* **Records supplied**
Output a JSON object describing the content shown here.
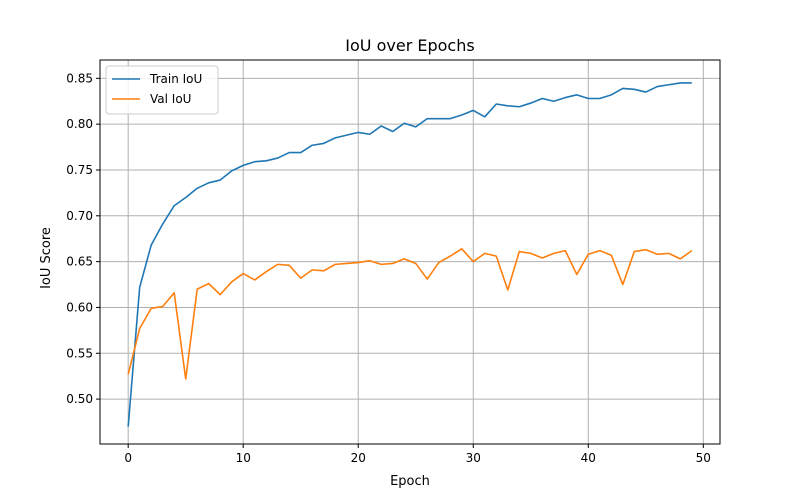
{
  "chart_data": {
    "type": "line",
    "title": "IoU over Epochs",
    "xlabel": "Epoch",
    "ylabel": "IoU Score",
    "xlim": [
      -2.45,
      51.45
    ],
    "ylim": [
      0.451,
      0.87
    ],
    "xticks": [
      0,
      10,
      20,
      30,
      40,
      50
    ],
    "yticks": [
      0.5,
      0.55,
      0.6,
      0.65,
      0.7,
      0.75,
      0.8,
      0.85
    ],
    "xtick_labels": [
      "0",
      "10",
      "20",
      "30",
      "40",
      "50"
    ],
    "ytick_labels": [
      "0.50",
      "0.55",
      "0.60",
      "0.65",
      "0.70",
      "0.75",
      "0.80",
      "0.85"
    ],
    "grid": true,
    "legend_position": "top-left",
    "x": [
      0,
      1,
      2,
      3,
      4,
      5,
      6,
      7,
      8,
      9,
      10,
      11,
      12,
      13,
      14,
      15,
      16,
      17,
      18,
      19,
      20,
      21,
      22,
      23,
      24,
      25,
      26,
      27,
      28,
      29,
      30,
      31,
      32,
      33,
      34,
      35,
      36,
      37,
      38,
      39,
      40,
      41,
      42,
      43,
      44,
      45,
      46,
      47,
      48,
      49
    ],
    "series": [
      {
        "name": "Train IoU",
        "color": "#1f77b4",
        "values": [
          0.47,
          0.622,
          0.668,
          0.691,
          0.711,
          0.72,
          0.73,
          0.736,
          0.739,
          0.749,
          0.755,
          0.759,
          0.76,
          0.763,
          0.769,
          0.769,
          0.777,
          0.779,
          0.785,
          0.788,
          0.791,
          0.789,
          0.798,
          0.792,
          0.801,
          0.797,
          0.806,
          0.806,
          0.806,
          0.81,
          0.815,
          0.808,
          0.822,
          0.82,
          0.819,
          0.823,
          0.828,
          0.825,
          0.829,
          0.832,
          0.828,
          0.828,
          0.832,
          0.839,
          0.838,
          0.835,
          0.841,
          0.843,
          0.845,
          0.845
        ]
      },
      {
        "name": "Val IoU",
        "color": "#ff7f0e",
        "values": [
          0.527,
          0.577,
          0.599,
          0.601,
          0.616,
          0.522,
          0.62,
          0.626,
          0.614,
          0.628,
          0.637,
          0.63,
          0.639,
          0.647,
          0.646,
          0.632,
          0.641,
          0.64,
          0.647,
          0.648,
          0.649,
          0.651,
          0.647,
          0.648,
          0.653,
          0.648,
          0.631,
          0.649,
          0.656,
          0.664,
          0.65,
          0.659,
          0.656,
          0.619,
          0.661,
          0.659,
          0.654,
          0.659,
          0.662,
          0.636,
          0.658,
          0.662,
          0.657,
          0.625,
          0.661,
          0.663,
          0.658,
          0.659,
          0.653,
          0.662
        ]
      }
    ]
  }
}
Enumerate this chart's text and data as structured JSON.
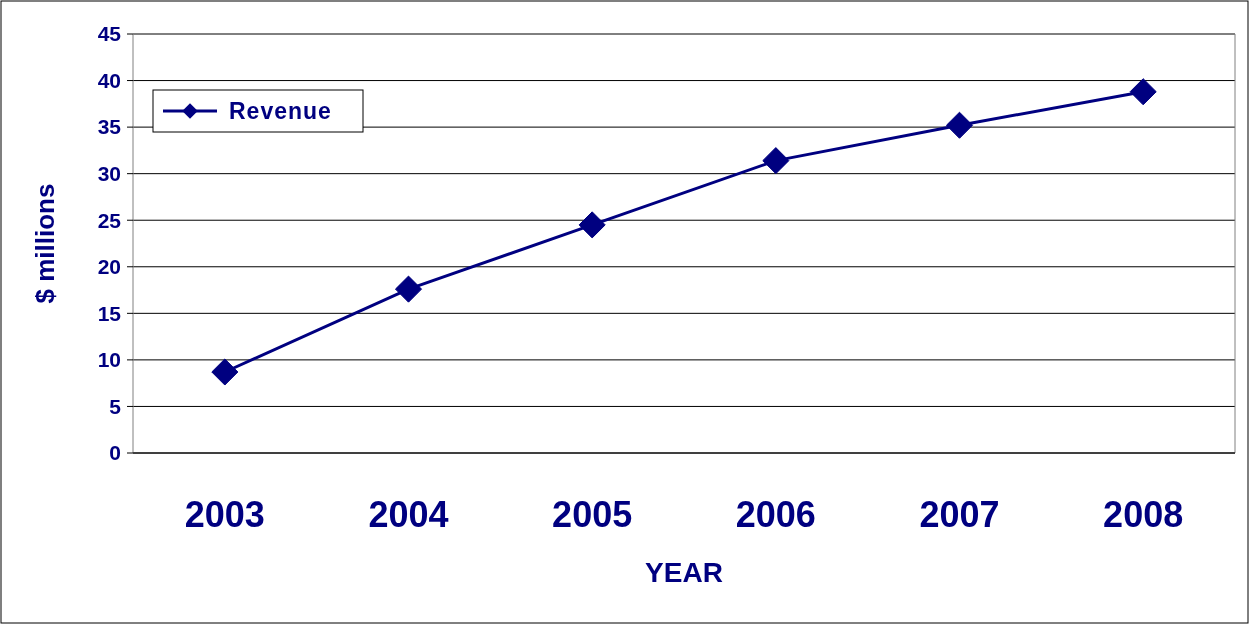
{
  "chart_data": {
    "type": "line",
    "xlabel": "YEAR",
    "ylabel": "$ millions",
    "categories": [
      "2003",
      "2004",
      "2005",
      "2006",
      "2007",
      "2008"
    ],
    "series": [
      {
        "name": "Revenue",
        "color": "#000080",
        "values": [
          8.7,
          17.6,
          24.5,
          31.4,
          35.2,
          38.8
        ]
      }
    ],
    "ylim": [
      0,
      45
    ],
    "yticks": [
      0,
      5,
      10,
      15,
      20,
      25,
      30,
      35,
      40,
      45
    ],
    "grid": "y",
    "legend": "top left",
    "marker": "diamond",
    "line_style": "solid"
  }
}
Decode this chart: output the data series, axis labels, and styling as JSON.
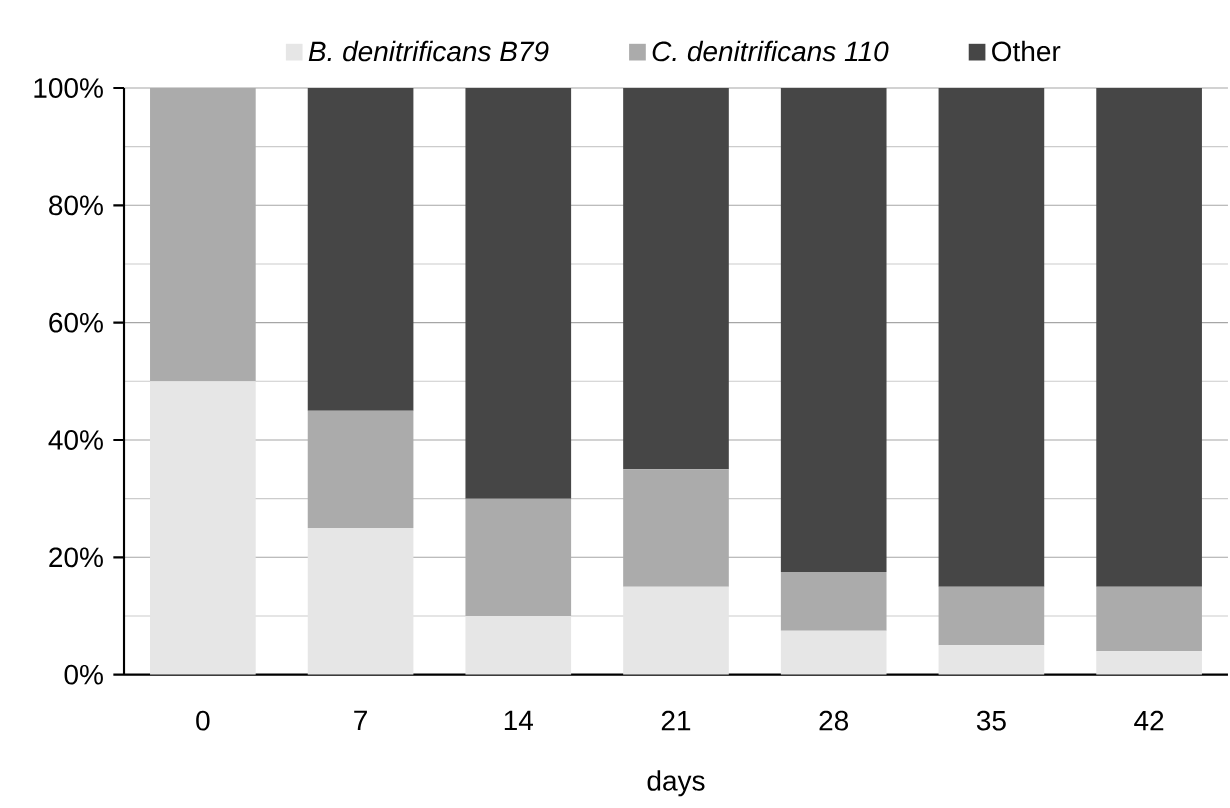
{
  "chart_data": {
    "type": "bar",
    "stacked": true,
    "xlabel": "days",
    "categories": [
      "0",
      "7",
      "14",
      "21",
      "28",
      "35",
      "42"
    ],
    "series": [
      {
        "name": "B. denitrificans B79",
        "color": "#e6e6e6",
        "values": [
          50,
          25,
          10,
          15,
          7.5,
          5,
          4
        ]
      },
      {
        "name": "C. denitrificans 110",
        "color": "#ababab",
        "values": [
          50,
          20,
          20,
          20,
          10,
          10,
          11
        ]
      },
      {
        "name": "Other",
        "color": "#464646",
        "values": [
          0,
          55,
          70,
          65,
          82.5,
          85,
          85
        ]
      }
    ],
    "ylim": [
      0,
      100
    ],
    "yticks": [
      {
        "value": 0,
        "label": "0%"
      },
      {
        "value": 20,
        "label": "20%"
      },
      {
        "value": 40,
        "label": "40%"
      },
      {
        "value": 60,
        "label": "60%"
      },
      {
        "value": 80,
        "label": "80%"
      },
      {
        "value": 100,
        "label": "100%"
      }
    ],
    "grid": "y",
    "legend": "top"
  }
}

* **Set exercise**
From the data above, show each line that contains "color".

* **In response**
        "color": "#1f77b4",
        "color": "#ff7f0e",
        "color": "#000080",
        "color": "#e6e6e6",
        "color": "#ababab",
        "color": "#464646",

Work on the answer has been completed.